_EXTRACTED MATERIAL_
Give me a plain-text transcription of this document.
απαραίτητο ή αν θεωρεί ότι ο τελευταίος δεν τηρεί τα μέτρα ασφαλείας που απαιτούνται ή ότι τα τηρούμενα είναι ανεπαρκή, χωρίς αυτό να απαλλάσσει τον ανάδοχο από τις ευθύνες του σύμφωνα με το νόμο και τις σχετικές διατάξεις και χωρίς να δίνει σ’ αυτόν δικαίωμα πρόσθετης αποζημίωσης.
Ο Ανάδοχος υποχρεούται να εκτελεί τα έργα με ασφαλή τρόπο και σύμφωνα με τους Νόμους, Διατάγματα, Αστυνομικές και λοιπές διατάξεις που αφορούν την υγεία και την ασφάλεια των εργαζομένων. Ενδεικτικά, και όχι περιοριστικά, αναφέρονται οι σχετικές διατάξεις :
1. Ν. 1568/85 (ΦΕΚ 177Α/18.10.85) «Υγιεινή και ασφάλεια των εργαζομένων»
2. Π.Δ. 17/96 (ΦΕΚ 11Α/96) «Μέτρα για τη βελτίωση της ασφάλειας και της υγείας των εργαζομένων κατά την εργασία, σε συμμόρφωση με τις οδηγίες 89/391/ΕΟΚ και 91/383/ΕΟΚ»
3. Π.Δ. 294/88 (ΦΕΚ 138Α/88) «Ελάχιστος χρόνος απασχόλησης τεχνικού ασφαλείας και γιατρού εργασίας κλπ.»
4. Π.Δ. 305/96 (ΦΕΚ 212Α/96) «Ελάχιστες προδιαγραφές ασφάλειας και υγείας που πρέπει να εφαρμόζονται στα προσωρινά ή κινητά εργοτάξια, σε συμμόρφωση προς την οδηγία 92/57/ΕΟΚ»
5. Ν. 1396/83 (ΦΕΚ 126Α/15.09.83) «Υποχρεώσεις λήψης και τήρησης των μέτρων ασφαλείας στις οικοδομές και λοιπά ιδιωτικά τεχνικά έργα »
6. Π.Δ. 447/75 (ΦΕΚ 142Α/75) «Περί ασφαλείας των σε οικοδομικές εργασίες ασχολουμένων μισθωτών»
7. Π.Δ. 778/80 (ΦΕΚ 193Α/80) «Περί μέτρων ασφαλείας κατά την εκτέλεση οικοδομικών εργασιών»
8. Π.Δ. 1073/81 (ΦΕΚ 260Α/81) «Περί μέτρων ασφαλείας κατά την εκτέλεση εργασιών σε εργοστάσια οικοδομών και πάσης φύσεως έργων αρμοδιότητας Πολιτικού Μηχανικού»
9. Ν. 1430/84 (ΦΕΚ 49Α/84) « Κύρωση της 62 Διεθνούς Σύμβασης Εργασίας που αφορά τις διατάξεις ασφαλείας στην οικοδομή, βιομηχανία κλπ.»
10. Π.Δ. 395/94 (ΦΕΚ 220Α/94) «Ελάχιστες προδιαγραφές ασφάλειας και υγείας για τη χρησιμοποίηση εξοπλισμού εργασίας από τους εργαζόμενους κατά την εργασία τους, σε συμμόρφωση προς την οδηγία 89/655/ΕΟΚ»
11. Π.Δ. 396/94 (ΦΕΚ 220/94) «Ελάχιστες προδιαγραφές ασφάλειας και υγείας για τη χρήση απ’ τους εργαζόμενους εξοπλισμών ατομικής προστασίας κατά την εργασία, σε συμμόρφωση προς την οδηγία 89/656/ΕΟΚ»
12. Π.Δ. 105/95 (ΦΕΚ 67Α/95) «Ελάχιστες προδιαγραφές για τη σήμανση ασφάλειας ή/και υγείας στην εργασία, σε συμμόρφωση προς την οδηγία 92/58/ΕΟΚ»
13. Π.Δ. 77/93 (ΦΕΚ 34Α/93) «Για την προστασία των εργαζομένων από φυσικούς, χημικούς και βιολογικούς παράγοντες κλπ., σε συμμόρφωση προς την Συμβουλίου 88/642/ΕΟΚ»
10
--
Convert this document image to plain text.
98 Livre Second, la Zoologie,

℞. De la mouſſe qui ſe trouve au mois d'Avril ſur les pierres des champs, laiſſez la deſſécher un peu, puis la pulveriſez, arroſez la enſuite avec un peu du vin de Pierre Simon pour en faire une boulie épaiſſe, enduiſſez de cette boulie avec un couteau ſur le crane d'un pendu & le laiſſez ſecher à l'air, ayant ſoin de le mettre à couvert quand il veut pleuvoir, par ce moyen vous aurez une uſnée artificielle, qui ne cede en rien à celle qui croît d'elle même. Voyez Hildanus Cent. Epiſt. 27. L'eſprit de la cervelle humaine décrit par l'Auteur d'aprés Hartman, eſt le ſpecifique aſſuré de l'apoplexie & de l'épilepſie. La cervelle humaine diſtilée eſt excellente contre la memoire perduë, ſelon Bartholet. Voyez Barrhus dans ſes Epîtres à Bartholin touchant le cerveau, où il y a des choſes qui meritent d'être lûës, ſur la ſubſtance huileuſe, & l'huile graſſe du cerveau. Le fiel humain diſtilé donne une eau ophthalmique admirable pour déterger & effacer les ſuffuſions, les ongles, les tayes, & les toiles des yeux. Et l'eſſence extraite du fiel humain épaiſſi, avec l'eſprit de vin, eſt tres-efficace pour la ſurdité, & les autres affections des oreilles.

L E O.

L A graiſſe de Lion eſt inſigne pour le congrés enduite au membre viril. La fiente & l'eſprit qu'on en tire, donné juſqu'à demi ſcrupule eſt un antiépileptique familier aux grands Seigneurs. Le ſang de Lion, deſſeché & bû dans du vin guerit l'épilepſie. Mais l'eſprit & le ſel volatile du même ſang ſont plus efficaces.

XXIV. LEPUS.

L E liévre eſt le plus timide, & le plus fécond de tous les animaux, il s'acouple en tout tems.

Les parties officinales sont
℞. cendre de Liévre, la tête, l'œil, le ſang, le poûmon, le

_THE TASK_
Show every line of the listing in which the string "text" can be found.

_TASK SOLUTION_
Give me a plain-text transcription of this document.
Convert this document image to plain text.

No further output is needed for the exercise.